Your task is to copy every line of the entries that contains "seed".

**** Data excerpts ****

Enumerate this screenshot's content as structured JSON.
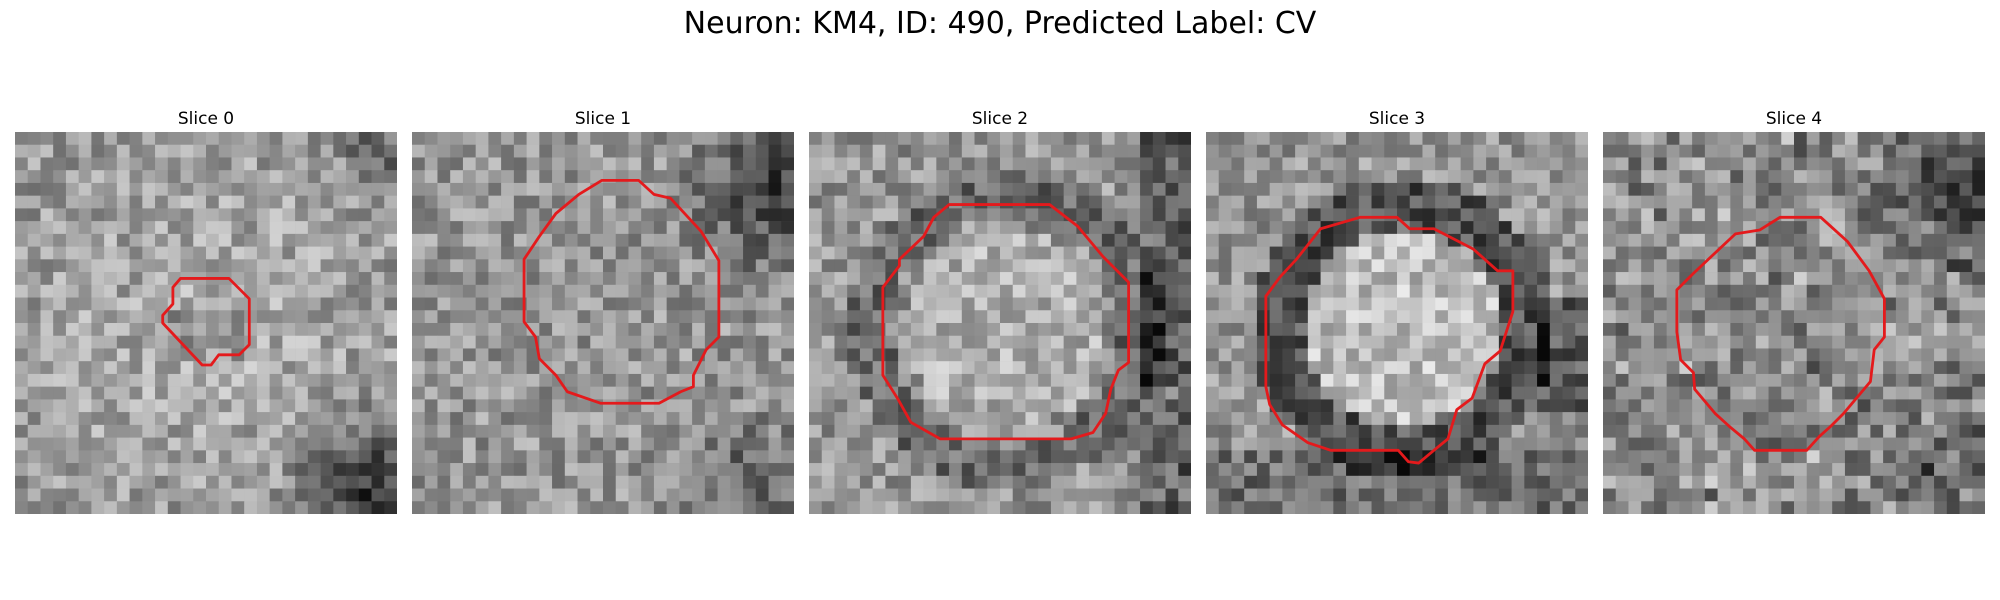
{
  "figure": {
    "title": "Neuron: KM4, ID: 490, Predicted Label: CV"
  },
  "overlay_color": "#e41a1c",
  "slices": [
    {
      "label": "Slice 0",
      "image": "grayscale-microscopy-slice",
      "seed": 11,
      "dark_corner": "bottom-right",
      "contour": "small-octagon"
    },
    {
      "label": "Slice 1",
      "image": "grayscale-microscopy-slice",
      "seed": 23,
      "dark_corner": "top-right",
      "contour": "large-octagon"
    },
    {
      "label": "Slice 2",
      "image": "grayscale-microscopy-slice",
      "seed": 37,
      "dark_corner": "right-edge",
      "contour": "large-octagon"
    },
    {
      "label": "Slice 3",
      "image": "grayscale-microscopy-slice",
      "seed": 53,
      "dark_corner": "ring",
      "contour": "large-octagon"
    },
    {
      "label": "Slice 4",
      "image": "grayscale-microscopy-slice",
      "seed": 71,
      "dark_corner": "top-right",
      "contour": "large-octagon"
    }
  ]
}
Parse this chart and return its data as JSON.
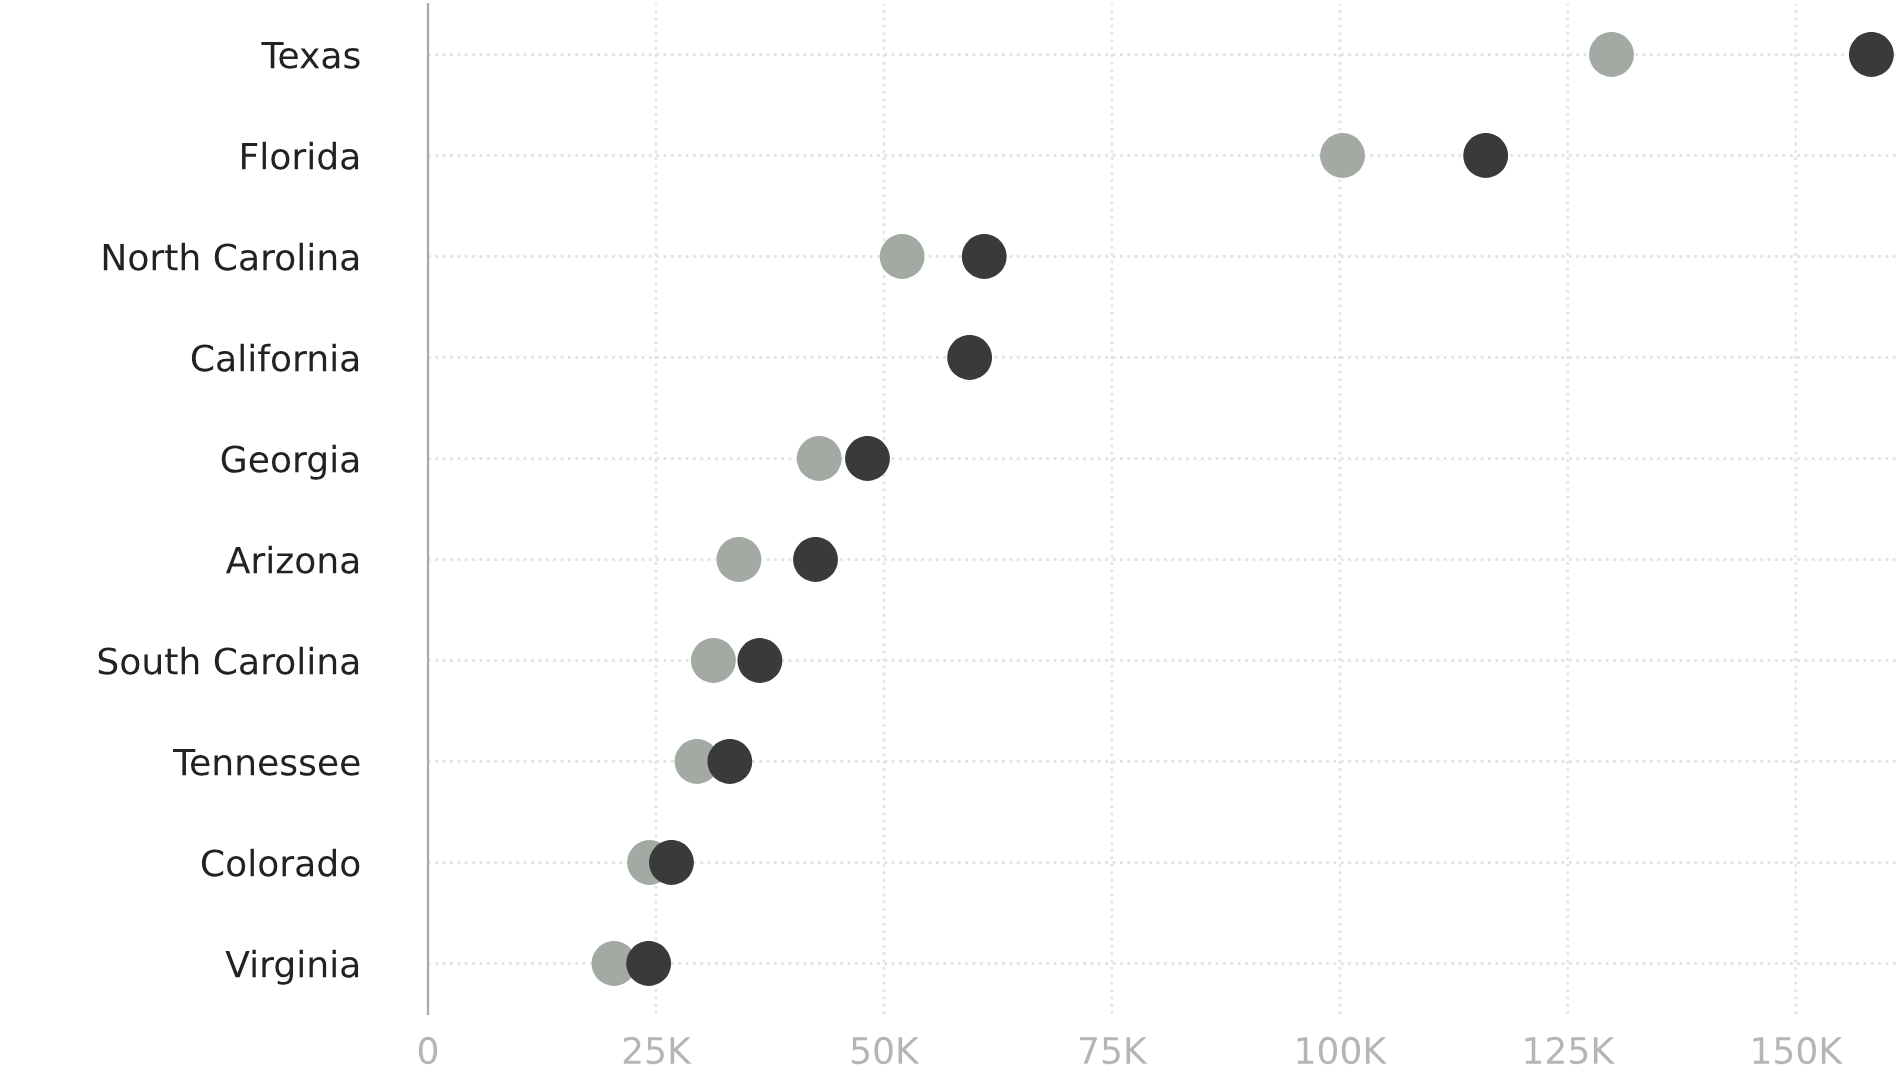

****

**Reply:**
      "seed": 11,
      "seed": 23,
      "seed": 37,
      "seed": 53,
      "seed": 71,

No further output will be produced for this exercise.